§ The problem:
Leaving out the pictures, transcribe all of the records faithfully.
****
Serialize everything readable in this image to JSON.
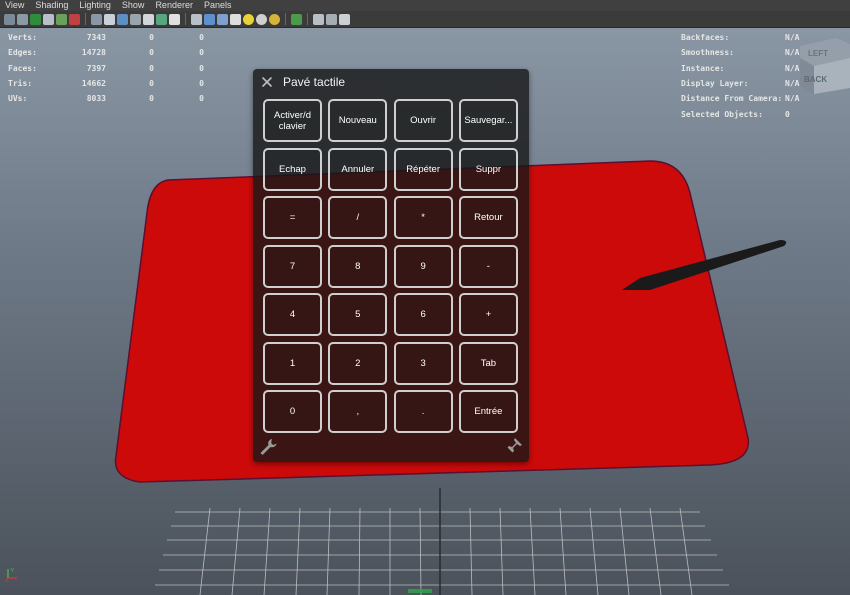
{
  "menu": [
    "View",
    "Shading",
    "Lighting",
    "Show",
    "Renderer",
    "Panels"
  ],
  "hud_left": [
    {
      "label": "Verts:",
      "v1": "7343",
      "v2": "0",
      "v3": "0"
    },
    {
      "label": "Edges:",
      "v1": "14728",
      "v2": "0",
      "v3": "0"
    },
    {
      "label": "Faces:",
      "v1": "7397",
      "v2": "0",
      "v3": "0"
    },
    {
      "label": "Tris:",
      "v1": "14662",
      "v2": "0",
      "v3": "0"
    },
    {
      "label": "UVs:",
      "v1": "8033",
      "v2": "0",
      "v3": "0"
    }
  ],
  "hud_right": [
    {
      "label": "Backfaces:",
      "value": "N/A"
    },
    {
      "label": "Smoothness:",
      "value": "N/A"
    },
    {
      "label": "Instance:",
      "value": "N/A"
    },
    {
      "label": "Display Layer:",
      "value": "N/A"
    },
    {
      "label": "Distance From Camera:",
      "value": "N/A"
    },
    {
      "label": "Selected Objects:",
      "value": "0"
    }
  ],
  "viewcube": {
    "top_label": "LEFT",
    "front_label": "BACK"
  },
  "panel": {
    "title": "Pavé tactile",
    "keys": [
      "Activer/d\nclavier",
      "Nouveau",
      "Ouvrir",
      "Sauvegar...",
      "Echap",
      "Annuler",
      "Répéter",
      "Suppr",
      "=",
      "/",
      "*",
      "Retour",
      "7",
      "8",
      "9",
      "-",
      "4",
      "5",
      "6",
      "+",
      "1",
      "2",
      "3",
      "Tab",
      "0",
      ",",
      ".",
      "Entrée"
    ]
  },
  "axis": {
    "x": "X",
    "y": "Y"
  },
  "colors": {
    "mat": "#cc0a0a",
    "panel_bg": "#161616",
    "key_border": "#cfcfcf",
    "grid": "#c8c8c8"
  }
}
****
§ Result for this task:
Serialize everything readable in this image to JSON.
{
  "menu": [
    "View",
    "Shading",
    "Lighting",
    "Show",
    "Renderer",
    "Panels"
  ],
  "hud_left": [
    {
      "label": "Verts:",
      "v1": "7343",
      "v2": "0",
      "v3": "0"
    },
    {
      "label": "Edges:",
      "v1": "14728",
      "v2": "0",
      "v3": "0"
    },
    {
      "label": "Faces:",
      "v1": "7397",
      "v2": "0",
      "v3": "0"
    },
    {
      "label": "Tris:",
      "v1": "14662",
      "v2": "0",
      "v3": "0"
    },
    {
      "label": "UVs:",
      "v1": "8033",
      "v2": "0",
      "v3": "0"
    }
  ],
  "hud_right": [
    {
      "label": "Backfaces:",
      "value": "N/A"
    },
    {
      "label": "Smoothness:",
      "value": "N/A"
    },
    {
      "label": "Instance:",
      "value": "N/A"
    },
    {
      "label": "Display Layer:",
      "value": "N/A"
    },
    {
      "label": "Distance From Camera:",
      "value": "N/A"
    },
    {
      "label": "Selected Objects:",
      "value": "0"
    }
  ],
  "viewcube": {
    "top_label": "LEFT",
    "front_label": "BACK"
  },
  "panel": {
    "title": "Pavé tactile",
    "keys": [
      "Activer/d\nclavier",
      "Nouveau",
      "Ouvrir",
      "Sauvegar...",
      "Echap",
      "Annuler",
      "Répéter",
      "Suppr",
      "=",
      "/",
      "*",
      "Retour",
      "7",
      "8",
      "9",
      "-",
      "4",
      "5",
      "6",
      "+",
      "1",
      "2",
      "3",
      "Tab",
      "0",
      ",",
      ".",
      "Entrée"
    ]
  },
  "axis": {
    "x": "X",
    "y": "Y"
  },
  "colors": {
    "mat": "#cc0a0a",
    "panel_bg": "#161616",
    "key_border": "#cfcfcf",
    "grid": "#c8c8c8"
  }
}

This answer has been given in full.